■ EXERCISE AIM: Please repeat all of the listing exactly.

■ MATERIAL FOR THIS EXERCISE:
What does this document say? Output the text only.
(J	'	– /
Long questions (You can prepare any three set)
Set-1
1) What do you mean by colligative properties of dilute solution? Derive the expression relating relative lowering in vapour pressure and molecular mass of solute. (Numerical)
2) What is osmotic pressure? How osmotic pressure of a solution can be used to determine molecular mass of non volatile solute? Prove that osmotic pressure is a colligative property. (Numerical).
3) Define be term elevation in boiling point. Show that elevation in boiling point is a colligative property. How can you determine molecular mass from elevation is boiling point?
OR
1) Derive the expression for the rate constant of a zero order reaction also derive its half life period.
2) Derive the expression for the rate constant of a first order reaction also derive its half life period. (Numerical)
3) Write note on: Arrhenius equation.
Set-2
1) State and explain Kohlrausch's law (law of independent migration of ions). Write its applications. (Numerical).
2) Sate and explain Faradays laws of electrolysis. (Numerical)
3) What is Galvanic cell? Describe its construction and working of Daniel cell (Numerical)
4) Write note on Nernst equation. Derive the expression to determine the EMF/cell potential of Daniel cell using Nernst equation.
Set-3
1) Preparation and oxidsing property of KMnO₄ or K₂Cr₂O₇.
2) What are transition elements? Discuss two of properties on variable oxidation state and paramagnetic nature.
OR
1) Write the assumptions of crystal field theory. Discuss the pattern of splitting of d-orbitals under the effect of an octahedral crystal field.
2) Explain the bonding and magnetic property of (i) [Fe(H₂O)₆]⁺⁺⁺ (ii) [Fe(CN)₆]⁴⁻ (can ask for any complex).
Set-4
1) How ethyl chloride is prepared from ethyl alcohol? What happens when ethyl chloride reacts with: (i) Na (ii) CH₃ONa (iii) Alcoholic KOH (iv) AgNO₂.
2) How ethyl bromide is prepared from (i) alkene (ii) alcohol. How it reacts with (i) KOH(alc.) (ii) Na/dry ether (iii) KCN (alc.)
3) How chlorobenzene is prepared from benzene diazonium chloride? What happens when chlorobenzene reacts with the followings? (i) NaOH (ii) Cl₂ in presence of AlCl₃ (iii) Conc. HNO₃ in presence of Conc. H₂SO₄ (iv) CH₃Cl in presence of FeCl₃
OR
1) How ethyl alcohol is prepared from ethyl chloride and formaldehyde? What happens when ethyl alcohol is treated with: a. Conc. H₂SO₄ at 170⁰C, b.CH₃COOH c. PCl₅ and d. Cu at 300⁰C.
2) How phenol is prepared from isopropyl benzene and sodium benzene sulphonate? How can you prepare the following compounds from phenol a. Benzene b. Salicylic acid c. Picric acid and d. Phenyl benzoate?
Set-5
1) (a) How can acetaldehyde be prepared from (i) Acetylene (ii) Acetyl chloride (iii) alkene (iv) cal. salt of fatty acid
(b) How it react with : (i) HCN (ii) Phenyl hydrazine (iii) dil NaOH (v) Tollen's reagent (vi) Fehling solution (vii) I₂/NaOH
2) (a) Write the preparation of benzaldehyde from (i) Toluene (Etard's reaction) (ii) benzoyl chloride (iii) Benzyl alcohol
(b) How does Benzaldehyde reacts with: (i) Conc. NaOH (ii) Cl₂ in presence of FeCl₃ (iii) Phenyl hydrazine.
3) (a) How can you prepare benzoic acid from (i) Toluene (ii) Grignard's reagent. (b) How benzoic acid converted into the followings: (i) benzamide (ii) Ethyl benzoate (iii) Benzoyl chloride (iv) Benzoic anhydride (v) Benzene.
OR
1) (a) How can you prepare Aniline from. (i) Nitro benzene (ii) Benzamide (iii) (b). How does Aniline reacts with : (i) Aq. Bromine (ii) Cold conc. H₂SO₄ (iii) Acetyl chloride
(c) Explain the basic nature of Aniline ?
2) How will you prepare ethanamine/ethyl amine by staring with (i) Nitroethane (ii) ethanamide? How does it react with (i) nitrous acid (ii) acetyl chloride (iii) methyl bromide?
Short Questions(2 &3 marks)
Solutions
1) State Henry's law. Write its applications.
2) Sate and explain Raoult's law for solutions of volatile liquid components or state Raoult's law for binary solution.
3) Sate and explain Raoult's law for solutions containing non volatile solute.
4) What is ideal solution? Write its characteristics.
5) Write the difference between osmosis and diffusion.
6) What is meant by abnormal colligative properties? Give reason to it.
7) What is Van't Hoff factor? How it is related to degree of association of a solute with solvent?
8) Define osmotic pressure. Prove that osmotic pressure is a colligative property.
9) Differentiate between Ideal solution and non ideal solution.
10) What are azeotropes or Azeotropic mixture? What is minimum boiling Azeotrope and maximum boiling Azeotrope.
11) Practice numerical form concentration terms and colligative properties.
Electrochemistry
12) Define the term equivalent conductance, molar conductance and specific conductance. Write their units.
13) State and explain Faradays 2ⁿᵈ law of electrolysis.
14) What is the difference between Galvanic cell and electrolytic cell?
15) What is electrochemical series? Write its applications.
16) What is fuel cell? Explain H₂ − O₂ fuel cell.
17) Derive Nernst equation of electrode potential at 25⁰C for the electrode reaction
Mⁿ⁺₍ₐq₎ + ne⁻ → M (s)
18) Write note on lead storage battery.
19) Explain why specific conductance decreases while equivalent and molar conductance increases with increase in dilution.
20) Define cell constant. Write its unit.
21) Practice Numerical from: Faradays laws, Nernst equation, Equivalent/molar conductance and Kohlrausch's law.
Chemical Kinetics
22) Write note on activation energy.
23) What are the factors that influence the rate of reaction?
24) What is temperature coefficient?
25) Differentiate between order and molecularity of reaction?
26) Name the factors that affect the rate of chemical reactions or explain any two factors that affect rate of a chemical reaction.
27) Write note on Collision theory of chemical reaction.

■ FINAL RESULT:
What does this document say? Output the text only.
(J	'	– /
Long questions (You can prepare any three set)
Set-1
1) What do you mean by colligative properties of dilute solution? Derive the expression relating relative lowering in vapour pressure and molecular mass of solute. (Numerical)
2) What is osmotic pressure? How osmotic pressure of a solution can be used to determine molecular mass of non volatile solute? Prove that osmotic pressure is a colligative property. (Numerical).
3) Define be term elevation in boiling point. Show that elevation in boiling point is a colligative property. How can you determine molecular mass from elevation is boiling point?
OR
1) Derive the expression for the rate constant of a zero order reaction also derive its half life period.
2) Derive the expression for the rate constant of a first order reaction also derive its half life period. (Numerical)
3) Write note on: Arrhenius equation.
Set-2
1) State and explain Kohlrausch's law (law of independent migration of ions). Write its applications. (Numerical).
2) Sate and explain Faradays laws of electrolysis. (Numerical)
3) What is Galvanic cell? Describe its construction and working of Daniel cell (Numerical)
4) Write note on Nernst equation. Derive the expression to determine the EMF/cell potential of Daniel cell using Nernst equation.
Set-3
1) Preparation and oxidsing property of KMnO₄ or K₂Cr₂O₇.
2) What are transition elements? Discuss two of properties on variable oxidation state and paramagnetic nature.
OR
1) Write the assumptions of crystal field theory. Discuss the pattern of splitting of d-orbitals under the effect of an octahedral crystal field.
2) Explain the bonding and magnetic property of (i) [Fe(H₂O)₆]⁺⁺⁺ (ii) [Fe(CN)₆]⁴⁻ (can ask for any complex).
Set-4
1) How ethyl chloride is prepared from ethyl alcohol? What happens when ethyl chloride reacts with: (i) Na (ii) CH₃ONa (iii) Alcoholic KOH (iv) AgNO₂.
2) How ethyl bromide is prepared from (i) alkene (ii) alcohol. How it reacts with (i) KOH(alc.) (ii) Na/dry ether (iii) KCN (alc.)
3) How chlorobenzene is prepared from benzene diazonium chloride? What happens when chlorobenzene reacts with the followings? (i) NaOH (ii) Cl₂ in presence of AlCl₃ (iii) Conc. HNO₃ in presence of Conc. H₂SO₄ (iv) CH₃Cl in presence of FeCl₃
OR
1) How ethyl alcohol is prepared from ethyl chloride and formaldehyde? What happens when ethyl alcohol is treated with: a. Conc. H₂SO₄ at 170⁰C, b.CH₃COOH c. PCl₅ and d. Cu at 300⁰C.
2) How phenol is prepared from isopropyl benzene and sodium benzene sulphonate? How can you prepare the following compounds from phenol a. Benzene b. Salicylic acid c. Picric acid and d. Phenyl benzoate?
Set-5
1) (a) How can acetaldehyde be prepared from (i) Acetylene (ii) Acetyl chloride (iii) alkene (iv) cal. salt of fatty acid
(b) How it react with : (i) HCN (ii) Phenyl hydrazine (iii) dil NaOH (v) Tollen's reagent (vi) Fehling solution (vii) I₂/NaOH
2) (a) Write the preparation of benzaldehyde from (i) Toluene (Etard's reaction) (ii) benzoyl chloride (iii) Benzyl alcohol
(b) How does Benzaldehyde reacts with: (i) Conc. NaOH (ii) Cl₂ in presence of FeCl₃ (iii) Phenyl hydrazine.
3) (a) How can you prepare benzoic acid from (i) Toluene (ii) Grignard's reagent. (b) How benzoic acid converted into the followings: (i) benzamide (ii) Ethyl benzoate (iii) Benzoyl chloride (iv) Benzoic anhydride (v) Benzene.
OR
1) (a) How can you prepare Aniline from. (i) Nitro benzene (ii) Benzamide (iii) (b). How does Aniline reacts with : (i) Aq. Bromine (ii) Cold conc. H₂SO₄ (iii) Acetyl chloride
(c) Explain the basic nature of Aniline ?
2) How will you prepare ethanamine/ethyl amine by staring with (i) Nitroethane (ii) ethanamide? How does it react with (i) nitrous acid (ii) acetyl chloride (iii) methyl bromide?
Short Questions(2 &3 marks)
Solutions
1) State Henry's law. Write its applications.
2) Sate and explain Raoult's law for solutions of volatile liquid components or state Raoult's law for binary solution.
3) Sate and explain Raoult's law for solutions containing non volatile solute.
4) What is ideal solution? Write its characteristics.
5) Write the difference between osmosis and diffusion.
6) What is meant by abnormal colligative properties? Give reason to it.
7) What is Van't Hoff factor? How it is related to degree of association of a solute with solvent?
8) Define osmotic pressure. Prove that osmotic pressure is a colligative property.
9) Differentiate between Ideal solution and non ideal solution.
10) What are azeotropes or Azeotropic mixture? What is minimum boiling Azeotrope and maximum boiling Azeotrope.
11) Practice numerical form concentration terms and colligative properties.
Electrochemistry
12) Define the term equivalent conductance, molar conductance and specific conductance. Write their units.
13) State and explain Faradays 2ⁿᵈ law of electrolysis.
14) What is the difference between Galvanic cell and electrolytic cell?
15) What is electrochemical series? Write its applications.
16) What is fuel cell? Explain H₂ − O₂ fuel cell.
17) Derive Nernst equation of electrode potential at 25⁰C for the electrode reaction
Mⁿ⁺₍ₐq₎ + ne⁻ → M (s)
18) Write note on lead storage battery.
19) Explain why specific conductance decreases while equivalent and molar conductance increases with increase in dilution.
20) Define cell constant. Write its unit.
21) Practice Numerical from: Faradays laws, Nernst equation, Equivalent/molar conductance and Kohlrausch's law.
Chemical Kinetics
22) Write note on activation energy.
23) What are the factors that influence the rate of reaction?
24) What is temperature coefficient?
25) Differentiate between order and molecularity of reaction?
26) Name the factors that affect the rate of chemical reactions or explain any two factors that affect rate of a chemical reaction.
27) Write note on Collision theory of chemical reaction.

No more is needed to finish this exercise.